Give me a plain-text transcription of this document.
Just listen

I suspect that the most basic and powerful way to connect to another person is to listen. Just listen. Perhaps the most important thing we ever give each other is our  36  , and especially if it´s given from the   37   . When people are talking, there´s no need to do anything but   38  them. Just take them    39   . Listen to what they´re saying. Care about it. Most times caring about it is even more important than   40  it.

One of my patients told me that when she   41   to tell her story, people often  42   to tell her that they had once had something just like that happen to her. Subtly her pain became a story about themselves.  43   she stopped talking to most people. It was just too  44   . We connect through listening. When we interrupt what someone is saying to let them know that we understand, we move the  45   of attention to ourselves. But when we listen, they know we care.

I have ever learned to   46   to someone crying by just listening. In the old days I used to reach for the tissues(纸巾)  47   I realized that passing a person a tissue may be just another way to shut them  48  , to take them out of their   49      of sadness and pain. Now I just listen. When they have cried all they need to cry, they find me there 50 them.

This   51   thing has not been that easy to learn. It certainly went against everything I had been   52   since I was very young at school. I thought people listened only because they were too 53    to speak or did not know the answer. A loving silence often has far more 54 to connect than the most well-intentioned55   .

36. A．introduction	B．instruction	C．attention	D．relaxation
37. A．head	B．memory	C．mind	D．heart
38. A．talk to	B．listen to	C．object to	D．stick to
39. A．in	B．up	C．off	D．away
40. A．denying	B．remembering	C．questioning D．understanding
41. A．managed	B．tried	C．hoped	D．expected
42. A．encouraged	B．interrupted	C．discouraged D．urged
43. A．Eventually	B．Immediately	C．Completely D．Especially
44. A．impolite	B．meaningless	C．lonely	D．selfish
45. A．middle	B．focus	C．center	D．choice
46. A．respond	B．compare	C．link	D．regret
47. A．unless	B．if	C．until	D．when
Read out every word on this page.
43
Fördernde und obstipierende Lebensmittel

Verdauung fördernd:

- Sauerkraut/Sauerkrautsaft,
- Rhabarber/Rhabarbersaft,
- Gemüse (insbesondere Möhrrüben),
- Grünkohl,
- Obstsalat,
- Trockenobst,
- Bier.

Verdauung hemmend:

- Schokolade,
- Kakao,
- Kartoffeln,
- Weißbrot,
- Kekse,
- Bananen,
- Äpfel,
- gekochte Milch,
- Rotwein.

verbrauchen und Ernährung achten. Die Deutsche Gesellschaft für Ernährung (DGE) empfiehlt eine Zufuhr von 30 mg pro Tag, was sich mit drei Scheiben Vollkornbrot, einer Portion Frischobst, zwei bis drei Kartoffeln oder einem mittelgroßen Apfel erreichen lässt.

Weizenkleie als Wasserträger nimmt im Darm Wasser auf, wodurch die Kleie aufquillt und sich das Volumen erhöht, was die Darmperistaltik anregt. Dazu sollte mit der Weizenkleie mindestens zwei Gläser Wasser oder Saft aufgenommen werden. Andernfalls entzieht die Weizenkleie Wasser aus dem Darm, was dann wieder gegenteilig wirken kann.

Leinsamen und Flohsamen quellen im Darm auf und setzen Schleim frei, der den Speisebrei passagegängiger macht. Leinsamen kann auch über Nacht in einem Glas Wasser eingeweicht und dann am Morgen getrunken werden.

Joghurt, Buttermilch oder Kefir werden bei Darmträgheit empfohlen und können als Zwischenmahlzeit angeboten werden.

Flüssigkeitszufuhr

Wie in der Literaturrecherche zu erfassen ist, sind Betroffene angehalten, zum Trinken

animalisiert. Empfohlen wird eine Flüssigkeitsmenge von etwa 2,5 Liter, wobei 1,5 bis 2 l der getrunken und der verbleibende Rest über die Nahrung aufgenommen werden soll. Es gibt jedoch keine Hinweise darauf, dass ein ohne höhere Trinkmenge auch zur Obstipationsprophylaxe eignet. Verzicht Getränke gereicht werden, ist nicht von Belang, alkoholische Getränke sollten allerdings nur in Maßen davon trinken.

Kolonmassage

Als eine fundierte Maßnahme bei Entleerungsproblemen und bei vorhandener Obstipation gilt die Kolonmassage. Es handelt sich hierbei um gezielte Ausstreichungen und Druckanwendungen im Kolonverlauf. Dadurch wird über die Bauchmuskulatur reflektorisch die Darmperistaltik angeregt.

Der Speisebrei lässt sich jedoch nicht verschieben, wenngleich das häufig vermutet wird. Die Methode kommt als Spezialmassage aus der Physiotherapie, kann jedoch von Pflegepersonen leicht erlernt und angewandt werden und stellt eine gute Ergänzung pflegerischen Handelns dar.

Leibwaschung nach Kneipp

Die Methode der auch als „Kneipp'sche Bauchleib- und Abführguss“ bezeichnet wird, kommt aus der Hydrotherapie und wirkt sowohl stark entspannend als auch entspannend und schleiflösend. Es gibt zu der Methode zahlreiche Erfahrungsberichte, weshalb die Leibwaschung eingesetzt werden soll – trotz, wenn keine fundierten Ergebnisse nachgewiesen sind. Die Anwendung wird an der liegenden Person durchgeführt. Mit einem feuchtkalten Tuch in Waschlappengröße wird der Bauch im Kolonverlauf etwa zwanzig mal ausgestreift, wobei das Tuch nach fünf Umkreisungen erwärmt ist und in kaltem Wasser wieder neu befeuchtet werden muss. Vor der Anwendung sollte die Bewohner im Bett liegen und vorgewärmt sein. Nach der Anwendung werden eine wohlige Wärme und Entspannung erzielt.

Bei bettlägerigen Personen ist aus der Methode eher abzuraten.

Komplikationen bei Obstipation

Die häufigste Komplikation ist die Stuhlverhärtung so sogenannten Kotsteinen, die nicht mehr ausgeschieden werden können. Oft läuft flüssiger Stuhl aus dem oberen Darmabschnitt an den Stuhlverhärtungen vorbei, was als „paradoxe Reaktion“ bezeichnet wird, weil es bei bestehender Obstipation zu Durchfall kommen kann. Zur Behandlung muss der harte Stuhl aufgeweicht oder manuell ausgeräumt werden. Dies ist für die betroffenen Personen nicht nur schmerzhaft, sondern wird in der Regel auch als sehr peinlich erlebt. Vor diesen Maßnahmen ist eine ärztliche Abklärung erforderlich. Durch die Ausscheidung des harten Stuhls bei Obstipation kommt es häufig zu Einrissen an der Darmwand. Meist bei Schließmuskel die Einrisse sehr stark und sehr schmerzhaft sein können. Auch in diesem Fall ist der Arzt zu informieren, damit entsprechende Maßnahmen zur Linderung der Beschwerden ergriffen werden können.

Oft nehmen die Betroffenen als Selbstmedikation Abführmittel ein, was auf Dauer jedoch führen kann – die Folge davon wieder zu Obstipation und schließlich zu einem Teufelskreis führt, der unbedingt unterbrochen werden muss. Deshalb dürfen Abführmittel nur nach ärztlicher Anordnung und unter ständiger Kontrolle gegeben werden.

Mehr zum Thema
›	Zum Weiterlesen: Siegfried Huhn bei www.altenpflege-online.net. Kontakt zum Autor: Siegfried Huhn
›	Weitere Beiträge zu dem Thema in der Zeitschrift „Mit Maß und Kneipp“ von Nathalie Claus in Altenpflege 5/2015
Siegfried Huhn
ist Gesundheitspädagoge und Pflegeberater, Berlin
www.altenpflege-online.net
========================================================================
* [ACTIVITY]:
In the data above, how many lines contain the word "etwa"? Only the number is wanted.

* [RESULT OF THIS TASK]:
2